#### Task requirements:
a) Output the passage of the Ice Lake security announcement that runs between "- Proven Intel®" and "the confidentiality and integrity of data.", inclusive.
b) Write the next part of the Ice Lake security announcement, picking up right after its last sentence.

#### Document excerpt:
..........
- Intel introduces new security technologies to help secure sensitive workloads and enable new opportunities to unleash the power of data in its upcoming 3rd Generation Intel® Xeon® Scalable Platform, code-named “Ice Lake.”
- Proven Intel® Software Guard Extensions comes to the volume mainstream server platform with Ice Lake, along with new technologies that include Intel® Total Memory Encryption, Intel® Platform Firmware Resilience and new cryptographic performance accelerators to address today’s most pressing data protection concerns.
- With revolutionary new capabilities, Intel’s approach is to drive continuous innovation and deep collaboration with technology partners to improve the confidentiality and integrity of data.
SANTA CLARA, Calif., Oct. 14, 2020 – Intel today unveiled the suite of new security features for the upcoming 3rd generation Intel® Xeon® Scalable platform, code-named “Ice Lake.” Intel is doubling down on its Security First Pledge, bringing its pioneering and proven Intel® Software Guard Extension (Intel® SGX) to the full spectrum of Ice Lake platforms, along with new features that include Intel® Total Memory Encryption (Intel® TME), Intel® Platform Firmware Resilience (Intel® PFR) and new cryptographic accelerators to strengthen the platform and improve the overall confidentiality and integrity of data.
Data is a critical asset both in terms of the business value it may yield and the personal information that must be protected, so cybersecurity is a top concern. The security features in Ice Lake enable Intel’s customers to develop solutions that help improve their security posture and reduce risks related to privacy and compliance, such as regulated data in financial services and healthcare.
..........
#### Excerpted records:

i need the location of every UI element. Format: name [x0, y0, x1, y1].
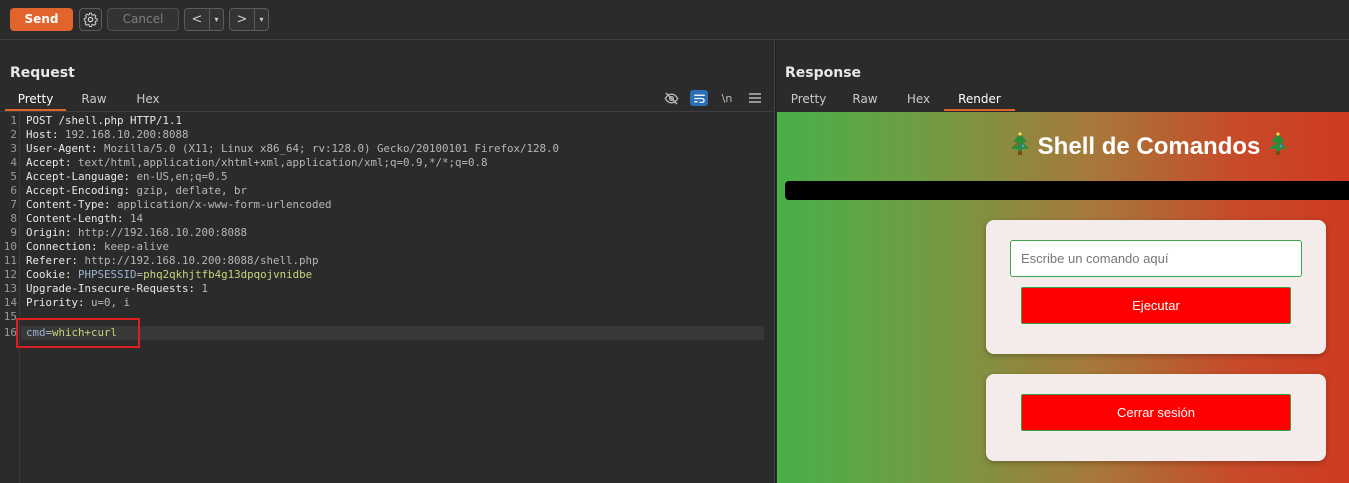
..........
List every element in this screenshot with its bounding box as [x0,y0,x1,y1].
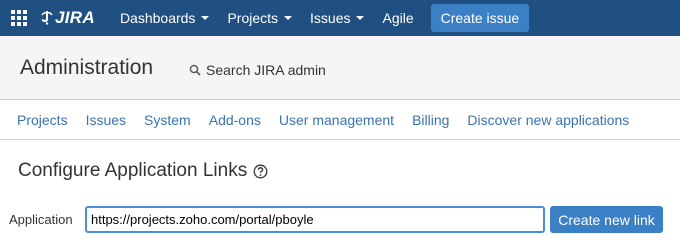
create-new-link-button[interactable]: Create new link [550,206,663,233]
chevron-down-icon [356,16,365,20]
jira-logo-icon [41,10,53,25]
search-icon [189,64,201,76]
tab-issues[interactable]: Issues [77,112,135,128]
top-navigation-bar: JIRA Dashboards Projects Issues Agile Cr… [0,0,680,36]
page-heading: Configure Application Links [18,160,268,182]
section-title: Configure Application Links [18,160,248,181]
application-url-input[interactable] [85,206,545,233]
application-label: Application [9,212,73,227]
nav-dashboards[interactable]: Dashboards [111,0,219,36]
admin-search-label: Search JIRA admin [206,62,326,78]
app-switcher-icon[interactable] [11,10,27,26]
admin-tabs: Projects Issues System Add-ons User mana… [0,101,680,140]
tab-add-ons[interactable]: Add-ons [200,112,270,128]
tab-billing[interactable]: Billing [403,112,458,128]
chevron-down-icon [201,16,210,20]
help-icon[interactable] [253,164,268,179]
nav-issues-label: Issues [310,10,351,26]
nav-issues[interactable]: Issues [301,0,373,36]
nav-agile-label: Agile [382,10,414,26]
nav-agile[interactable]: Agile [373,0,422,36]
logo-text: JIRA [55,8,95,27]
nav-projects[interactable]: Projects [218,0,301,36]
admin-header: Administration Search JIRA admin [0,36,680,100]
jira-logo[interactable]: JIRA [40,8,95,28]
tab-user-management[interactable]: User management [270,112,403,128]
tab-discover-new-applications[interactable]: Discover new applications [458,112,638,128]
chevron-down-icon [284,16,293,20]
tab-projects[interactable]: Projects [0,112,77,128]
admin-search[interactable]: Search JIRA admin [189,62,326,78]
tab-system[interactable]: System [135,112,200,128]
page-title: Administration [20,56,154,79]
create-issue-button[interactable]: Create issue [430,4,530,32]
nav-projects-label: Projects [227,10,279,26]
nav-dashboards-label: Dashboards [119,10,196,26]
..........
#### Answers to each task:
a)
- Proven Intel® Software Guard Extensions comes to the volume mainstream server platform with Ice Lake, along with new technologies that include Intel® Total Memory Encryption, Intel® Platform Firmware Resilience and new cryptographic performance accelerators to address today’s most pressing data protection concerns.
- With revolutionary new capabilities, Intel’s approach is to drive continuous innovation and deep collaboration with technology partners to improve the confidentiality and integrity of data.

b)
“Protecting data is essential to extracting value from it, and with the capabilities in the upcoming 3rd Gen Xeon Scalable platform, we will help our customers solve their toughest data challenges while improving data confidentiality and integrity. This extends our long history of partnering across the ecosystem to drive security innovations,” said Lisa Spelman, Intel corporate vice president in the Data Platform Group and general manager of the Xeon and Memory Group.
Data Protection across the Compute Stack
Technologies such as disk- and network-traffic encryption protect data in storage and during transmission, but data can be vulnerable to interception and tampering while in use in memory. “Confidential computing” is a rapidly emerging usage category that protects data while it is in use in a Trusted Execution Environment (TEE). Intel SGX is the most researched, updated and battle-tested TEE for data center confidential computing, with the smallest attack surface within the system. It enables application isolation in private memory regions, called enclaves, to help protect up to 1 terabyte of code and data while in use.
“Microsoft Azure was the first major public cloud to offer confidential computing, and customers from industries including finance, healthcare, government are using confidential computing on Azure today,” said Mark Russinovich, chief technology officer, Microsoft Azure. “Azure has confidential computing options for virtual machines, containers, machine learning, and more. We believe the next-generation Intel Xeon processors with Intel SGX featuring full memory encryption and cryptographic acceleration will help our customers unlock even more confidential computing scenarios.”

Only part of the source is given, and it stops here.